======== DATA EXTRACT ========

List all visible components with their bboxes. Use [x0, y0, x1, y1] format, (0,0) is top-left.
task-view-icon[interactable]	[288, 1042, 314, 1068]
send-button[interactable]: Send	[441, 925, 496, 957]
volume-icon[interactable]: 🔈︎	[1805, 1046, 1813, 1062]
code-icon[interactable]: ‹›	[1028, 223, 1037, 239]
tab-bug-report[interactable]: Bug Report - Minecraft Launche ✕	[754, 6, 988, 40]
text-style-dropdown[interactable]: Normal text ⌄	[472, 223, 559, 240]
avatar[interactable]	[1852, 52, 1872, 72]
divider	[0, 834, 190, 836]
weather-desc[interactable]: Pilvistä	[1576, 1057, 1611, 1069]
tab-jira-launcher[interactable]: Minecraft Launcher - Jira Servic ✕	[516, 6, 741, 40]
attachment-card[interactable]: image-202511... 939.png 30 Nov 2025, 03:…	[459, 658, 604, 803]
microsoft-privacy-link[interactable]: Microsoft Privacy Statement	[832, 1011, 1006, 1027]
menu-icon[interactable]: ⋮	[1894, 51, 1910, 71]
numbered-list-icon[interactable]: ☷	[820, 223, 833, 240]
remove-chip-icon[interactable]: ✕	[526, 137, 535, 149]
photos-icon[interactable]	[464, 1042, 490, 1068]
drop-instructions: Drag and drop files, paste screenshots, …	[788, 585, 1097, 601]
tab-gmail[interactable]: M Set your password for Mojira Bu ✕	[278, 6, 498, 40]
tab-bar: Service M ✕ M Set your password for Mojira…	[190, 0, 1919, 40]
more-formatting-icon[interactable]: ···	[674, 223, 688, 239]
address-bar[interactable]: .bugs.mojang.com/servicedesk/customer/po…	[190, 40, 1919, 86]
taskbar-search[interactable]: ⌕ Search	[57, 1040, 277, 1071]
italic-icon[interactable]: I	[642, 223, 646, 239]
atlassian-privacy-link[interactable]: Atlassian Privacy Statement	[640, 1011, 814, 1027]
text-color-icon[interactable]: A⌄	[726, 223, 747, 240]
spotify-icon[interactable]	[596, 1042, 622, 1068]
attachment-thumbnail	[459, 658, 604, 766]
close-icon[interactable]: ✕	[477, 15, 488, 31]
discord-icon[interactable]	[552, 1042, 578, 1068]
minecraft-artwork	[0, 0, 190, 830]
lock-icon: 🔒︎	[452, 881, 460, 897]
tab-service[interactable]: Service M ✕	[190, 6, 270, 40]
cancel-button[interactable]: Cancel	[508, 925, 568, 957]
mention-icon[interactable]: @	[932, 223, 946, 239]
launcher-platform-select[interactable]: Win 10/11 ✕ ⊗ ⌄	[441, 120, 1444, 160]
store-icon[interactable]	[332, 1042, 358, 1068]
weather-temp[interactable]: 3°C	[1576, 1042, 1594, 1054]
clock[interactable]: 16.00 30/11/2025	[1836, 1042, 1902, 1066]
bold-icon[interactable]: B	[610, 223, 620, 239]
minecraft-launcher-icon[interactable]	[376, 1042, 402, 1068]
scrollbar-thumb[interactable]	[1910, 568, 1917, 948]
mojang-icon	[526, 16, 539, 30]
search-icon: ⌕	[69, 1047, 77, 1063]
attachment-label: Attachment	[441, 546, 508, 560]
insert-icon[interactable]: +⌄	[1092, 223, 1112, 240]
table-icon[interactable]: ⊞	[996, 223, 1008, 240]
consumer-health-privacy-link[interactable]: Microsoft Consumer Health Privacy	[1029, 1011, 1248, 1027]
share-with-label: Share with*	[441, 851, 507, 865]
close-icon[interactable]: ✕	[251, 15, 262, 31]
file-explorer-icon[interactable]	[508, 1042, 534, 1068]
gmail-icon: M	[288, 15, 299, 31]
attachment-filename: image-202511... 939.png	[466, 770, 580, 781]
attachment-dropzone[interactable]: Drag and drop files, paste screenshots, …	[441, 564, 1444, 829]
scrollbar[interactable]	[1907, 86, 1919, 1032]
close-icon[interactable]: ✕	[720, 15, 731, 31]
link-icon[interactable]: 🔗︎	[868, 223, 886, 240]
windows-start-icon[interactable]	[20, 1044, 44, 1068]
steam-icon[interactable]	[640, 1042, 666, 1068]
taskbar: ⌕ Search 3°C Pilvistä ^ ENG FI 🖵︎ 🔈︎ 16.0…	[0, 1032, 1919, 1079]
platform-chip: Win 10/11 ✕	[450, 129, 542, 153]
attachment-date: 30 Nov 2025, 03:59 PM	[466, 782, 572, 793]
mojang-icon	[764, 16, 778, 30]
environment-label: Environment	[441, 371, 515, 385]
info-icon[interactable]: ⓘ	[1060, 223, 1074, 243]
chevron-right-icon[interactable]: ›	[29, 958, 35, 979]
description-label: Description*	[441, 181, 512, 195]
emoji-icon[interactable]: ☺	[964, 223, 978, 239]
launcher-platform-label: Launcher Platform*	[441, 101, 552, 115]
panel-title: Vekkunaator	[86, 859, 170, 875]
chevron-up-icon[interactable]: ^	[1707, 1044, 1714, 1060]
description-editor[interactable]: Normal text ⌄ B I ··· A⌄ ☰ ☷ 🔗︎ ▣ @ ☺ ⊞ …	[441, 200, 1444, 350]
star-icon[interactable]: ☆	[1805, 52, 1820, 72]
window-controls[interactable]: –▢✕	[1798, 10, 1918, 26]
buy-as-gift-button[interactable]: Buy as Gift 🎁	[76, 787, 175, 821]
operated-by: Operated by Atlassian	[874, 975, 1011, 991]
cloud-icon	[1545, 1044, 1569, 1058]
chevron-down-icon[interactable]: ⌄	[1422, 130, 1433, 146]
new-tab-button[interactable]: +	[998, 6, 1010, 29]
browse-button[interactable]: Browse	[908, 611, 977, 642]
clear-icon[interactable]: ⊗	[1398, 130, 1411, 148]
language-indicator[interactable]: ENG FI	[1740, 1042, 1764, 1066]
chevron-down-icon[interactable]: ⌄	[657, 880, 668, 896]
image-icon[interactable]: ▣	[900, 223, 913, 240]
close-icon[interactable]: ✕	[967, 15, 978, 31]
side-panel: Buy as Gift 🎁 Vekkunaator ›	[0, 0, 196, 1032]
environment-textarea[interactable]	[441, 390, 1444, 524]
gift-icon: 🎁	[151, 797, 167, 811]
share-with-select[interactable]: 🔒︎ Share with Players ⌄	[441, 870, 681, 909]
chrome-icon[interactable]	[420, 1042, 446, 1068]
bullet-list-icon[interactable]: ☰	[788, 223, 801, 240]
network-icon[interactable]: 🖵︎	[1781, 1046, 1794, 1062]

========

_GIVEN EXERCISE_
Turn the entries above into a numbered list, one item per line, and skip any blank lines.

_TASK RESPONSE_
1. List all visible components with their bboxes. Use [x0, y0, x1, y1] format, (0,0) is top-left.
2. task-view-icon[interactable]	[288, 1042, 314, 1068]
3. send-button[interactable]: Send	[441, 925, 496, 957]
4. volume-icon[interactable]: 🔈︎	[1805, 1046, 1813, 1062]
5. code-icon[interactable]: ‹›	[1028, 223, 1037, 239]
6. tab-bug-report[interactable]: Bug Report - Minecraft Launche ✕	[754, 6, 988, 40]
7. text-style-dropdown[interactable]: Normal text ⌄	[472, 223, 559, 240]
8. avatar[interactable]	[1852, 52, 1872, 72]
9. divider	[0, 834, 190, 836]
10. weather-desc[interactable]: Pilvistä	[1576, 1057, 1611, 1069]
11. tab-jira-launcher[interactable]: Minecraft Launcher - Jira Servic ✕	[516, 6, 741, 40]
12. attachment-card[interactable]: image-202511... 939.png 30 Nov 2025, 03:…	[459, 658, 604, 803]
13. microsoft-privacy-link[interactable]: Microsoft Privacy Statement	[832, 1011, 1006, 1027]
14. menu-icon[interactable]: ⋮	[1894, 51, 1910, 71]
15. numbered-list-icon[interactable]: ☷	[820, 223, 833, 240]
16. remove-chip-icon[interactable]: ✕	[526, 137, 535, 149]
17. photos-icon[interactable]	[464, 1042, 490, 1068]
18. drop-instructions: Drag and drop files, paste screenshots, …	[788, 585, 1097, 601]
19. tab-gmail[interactable]: M Set your password for Mojira Bu ✕	[278, 6, 498, 40]
20. tab-bar: Service M ✕ M Set your password for Mojira…	[190, 0, 1919, 40]
21. more-formatting-icon[interactable]: ···	[674, 223, 688, 239]
22. address-bar[interactable]: .bugs.mojang.com/servicedesk/customer/po…	[190, 40, 1919, 86]
23. taskbar-search[interactable]: ⌕ Search	[57, 1040, 277, 1071]
24. italic-icon[interactable]: I	[642, 223, 646, 239]
25. atlassian-privacy-link[interactable]: Atlassian Privacy Statement	[640, 1011, 814, 1027]
26. text-color-icon[interactable]: A⌄	[726, 223, 747, 240]
27. spotify-icon[interactable]	[596, 1042, 622, 1068]
28. attachment-thumbnail	[459, 658, 604, 766]
29. close-icon[interactable]: ✕	[477, 15, 488, 31]
30. discord-icon[interactable]	[552, 1042, 578, 1068]
31. minecraft-artwork	[0, 0, 190, 830]
32. lock-icon: 🔒︎	[452, 881, 460, 897]
33. tab-service[interactable]: Service M ✕	[190, 6, 270, 40]
34. cancel-button[interactable]: Cancel	[508, 925, 568, 957]
35. mention-icon[interactable]: @	[932, 223, 946, 239]
36. launcher-platform-select[interactable]: Win 10/11 ✕ ⊗ ⌄	[441, 120, 1444, 160]
37. store-icon[interactable]	[332, 1042, 358, 1068]
38. weather-temp[interactable]: 3°C	[1576, 1042, 1594, 1054]
39. clock[interactable]: 16.00 30/11/2025	[1836, 1042, 1902, 1066]
40. bold-icon[interactable]: B	[610, 223, 620, 239]
41. minecraft-launcher-icon[interactable]	[376, 1042, 402, 1068]
42. scrollbar-thumb[interactable]	[1910, 568, 1917, 948]
43. mojang-icon	[526, 16, 539, 30]
44. search-icon: ⌕	[69, 1047, 77, 1063]
45. attachment-label: Attachment	[441, 546, 508, 560]
46. insert-icon[interactable]: +⌄	[1092, 223, 1112, 240]
47. table-icon[interactable]: ⊞	[996, 223, 1008, 240]
48. consumer-health-privacy-link[interactable]: Microsoft Consumer Health Privacy	[1029, 1011, 1248, 1027]
49. share-with-label: Share with*	[441, 851, 507, 865]
50. close-icon[interactable]: ✕	[251, 15, 262, 31]
51. file-explorer-icon[interactable]	[508, 1042, 534, 1068]
52. gmail-icon: M	[288, 15, 299, 31]
53. attachment-filename: image-202511... 939.png	[466, 770, 580, 781]
54. attachment-dropzone[interactable]: Drag and drop files, paste screenshots, …	[441, 564, 1444, 829]
55. scrollbar[interactable]	[1907, 86, 1919, 1032]
56. close-icon[interactable]: ✕	[720, 15, 731, 31]
57. link-icon[interactable]: 🔗︎	[868, 223, 886, 240]
58. windows-start-icon[interactable]	[20, 1044, 44, 1068]
59. steam-icon[interactable]	[640, 1042, 666, 1068]
60. taskbar: ⌕ Search 3°C Pilvistä ^ ENG FI 🖵︎ 🔈︎ 16.0…	[0, 1032, 1919, 1079]
61. platform-chip: Win 10/11 ✕	[450, 129, 542, 153]
62. attachment-date: 30 Nov 2025, 03:59 PM	[466, 782, 572, 793]
63. mojang-icon	[764, 16, 778, 30]
64. environment-label: Environment	[441, 371, 515, 385]
65. info-icon[interactable]: ⓘ	[1060, 223, 1074, 243]
66. chevron-right-icon[interactable]: ›	[29, 958, 35, 979]
67. description-label: Description*	[441, 181, 512, 195]
68. emoji-icon[interactable]: ☺	[964, 223, 978, 239]
69. launcher-platform-label: Launcher Platform*	[441, 101, 552, 115]
70. panel-title: Vekkunaator	[86, 859, 170, 875]
71. chevron-up-icon[interactable]: ^	[1707, 1044, 1714, 1060]
72. description-editor[interactable]: Normal text ⌄ B I ··· A⌄ ☰ ☷ 🔗︎ ▣ @ ☺ ⊞ …	[441, 200, 1444, 350]
73. star-icon[interactable]: ☆	[1805, 52, 1820, 72]
74. window-controls[interactable]: –▢✕	[1798, 10, 1918, 26]
75. buy-as-gift-button[interactable]: Buy as Gift 🎁	[76, 787, 175, 821]
76. operated-by: Operated by Atlassian	[874, 975, 1011, 991]
77. cloud-icon	[1545, 1044, 1569, 1058]
78. chevron-down-icon[interactable]: ⌄	[1422, 130, 1433, 146]
79. new-tab-button[interactable]: +	[998, 6, 1010, 29]
80. browse-button[interactable]: Browse	[908, 611, 977, 642]
81. clear-icon[interactable]: ⊗	[1398, 130, 1411, 148]
82. language-indicator[interactable]: ENG FI	[1740, 1042, 1764, 1066]
83. chevron-down-icon[interactable]: ⌄	[657, 880, 668, 896]
84. image-icon[interactable]: ▣	[900, 223, 913, 240]
85. close-icon[interactable]: ✕	[967, 15, 978, 31]
86. side-panel: Buy as Gift 🎁 Vekkunaator ›	[0, 0, 196, 1032]
87. environment-textarea[interactable]	[441, 390, 1444, 524]
88. gift-icon: 🎁	[151, 797, 167, 811]
89. share-with-select[interactable]: 🔒︎ Share with Players ⌄	[441, 870, 681, 909]
90. chrome-icon[interactable]	[420, 1042, 446, 1068]
91. bullet-list-icon[interactable]: ☰	[788, 223, 801, 240]
92. network-icon[interactable]: 🖵︎	[1781, 1046, 1794, 1062]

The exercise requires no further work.